■ Exercise instructions ■
Scan the listing and work out how many lines contain the word "读书文摘". Nothing but the number should be given.

■ Supplied records ■
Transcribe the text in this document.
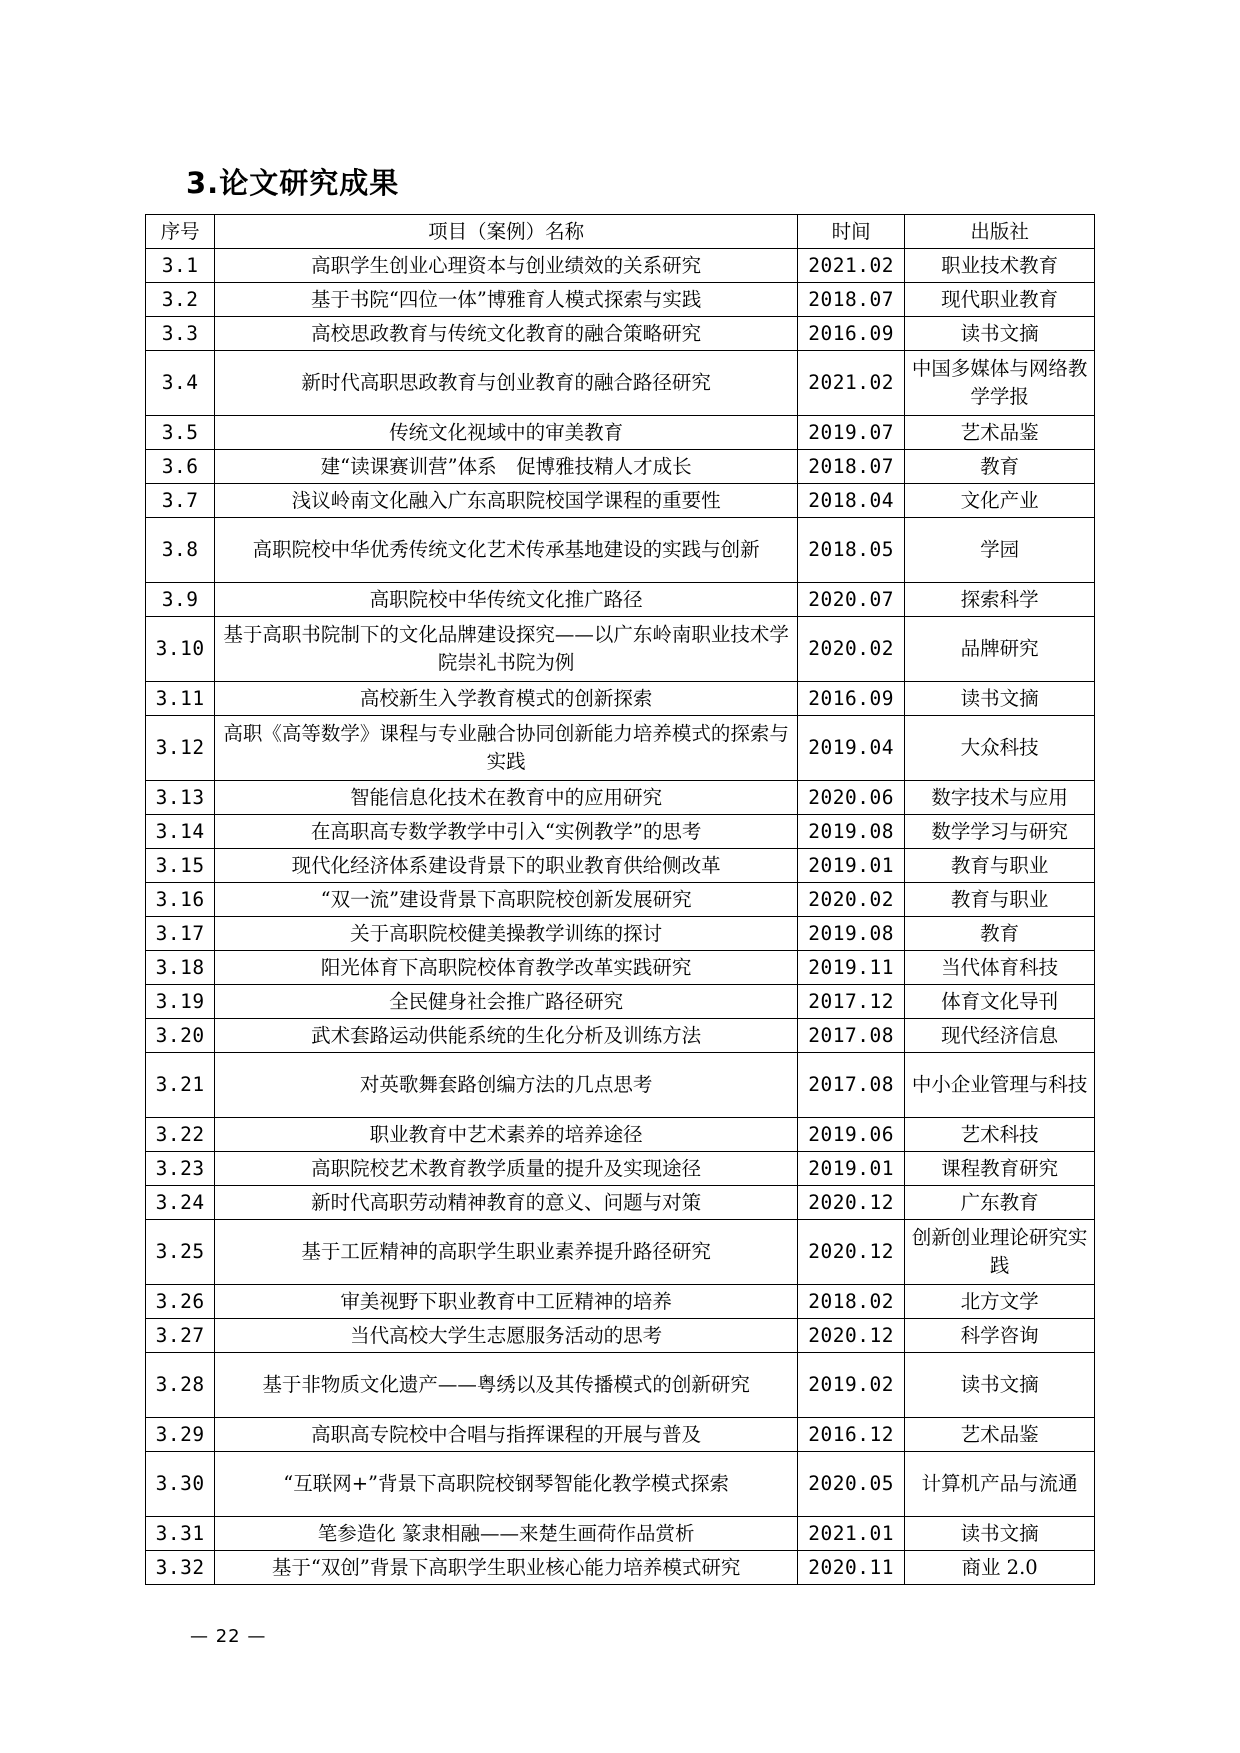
3.论文研究成果
序号	项目（案例）名称	时间	出版社
3.1	高职学生创业心理资本与创业绩效的关系研究	2021.02	职业技术教育
3.2	基于书院“四位一体”博雅育人模式探索与实践	2018.07	现代职业教育
3.3	高校思政教育与传统文化教育的融合策略研究	2016.09	读书文摘
3.4	新时代高职思政教育与创业教育的融合路径研究	2021.02	中国多媒体与网络教学学报
3.5	传统文化视域中的审美教育	2019.07	艺术品鉴
3.6	建“读课赛训营”体系　促博雅技精人才成长	2018.07	教育
3.7	浅议岭南文化融入广东高职院校国学课程的重要性	2018.04	文化产业
3.8	高职院校中华优秀传统文化艺术传承基地建设的实践与创新	2018.05	学园
3.9	高职院校中华传统文化推广路径	2020.07	探索科学
3.10	基于高职书院制下的文化品牌建设探究——以广东岭南职业技术学院崇礼书院为例	2020.02	品牌研究
3.11	高校新生入学教育模式的创新探索	2016.09	读书文摘
3.12	高职《高等数学》课程与专业融合协同创新能力培养模式的探索与实践	2019.04	大众科技
3.13	智能信息化技术在教育中的应用研究	2020.06	数字技术与应用
3.14	在高职高专数学教学中引入“实例教学”的思考	2019.08	数学学习与研究
3.15	现代化经济体系建设背景下的职业教育供给侧改革	2019.01	教育与职业
3.16	“双一流”建设背景下高职院校创新发展研究	2020.02	教育与职业
3.17	关于高职院校健美操教学训练的探讨	2019.08	教育
3.18	阳光体育下高职院校体育教学改革实践研究	2019.11	当代体育科技
3.19	全民健身社会推广路径研究	2017.12	体育文化导刊
3.20	武术套路运动供能系统的生化分析及训练方法	2017.08	现代经济信息
3.21	对英歌舞套路创编方法的几点思考	2017.08	中小企业管理与科技
3.22	职业教育中艺术素养的培养途径	2019.06	艺术科技
3.23	高职院校艺术教育教学质量的提升及实现途径	2019.01	课程教育研究
3.24	新时代高职劳动精神教育的意义、问题与对策	2020.12	广东教育
3.25	基于工匠精神的高职学生职业素养提升路径研究	2020.12	创新创业理论研究实践
3.26	审美视野下职业教育中工匠精神的培养	2018.02	北方文学
3.27	当代高校大学生志愿服务活动的思考	2020.12	科学咨询
3.28	基于非物质文化遗产——粤绣以及其传播模式的创新研究	2019.02	读书文摘
3.29	高职高专院校中合唱与指挥课程的开展与普及	2016.12	艺术品鉴
3.30	“互联网+”背景下高职院校钢琴智能化教学模式探索	2020.05	计算机产品与流通
3.31	笔参造化 篆隶相融——来楚生画荷作品赏析	2021.01	读书文摘
3.32	基于“双创”背景下高职学生职业核心能力培养模式研究	2020.11	商业 2.0
— 22 —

■ Finished exercise ■
4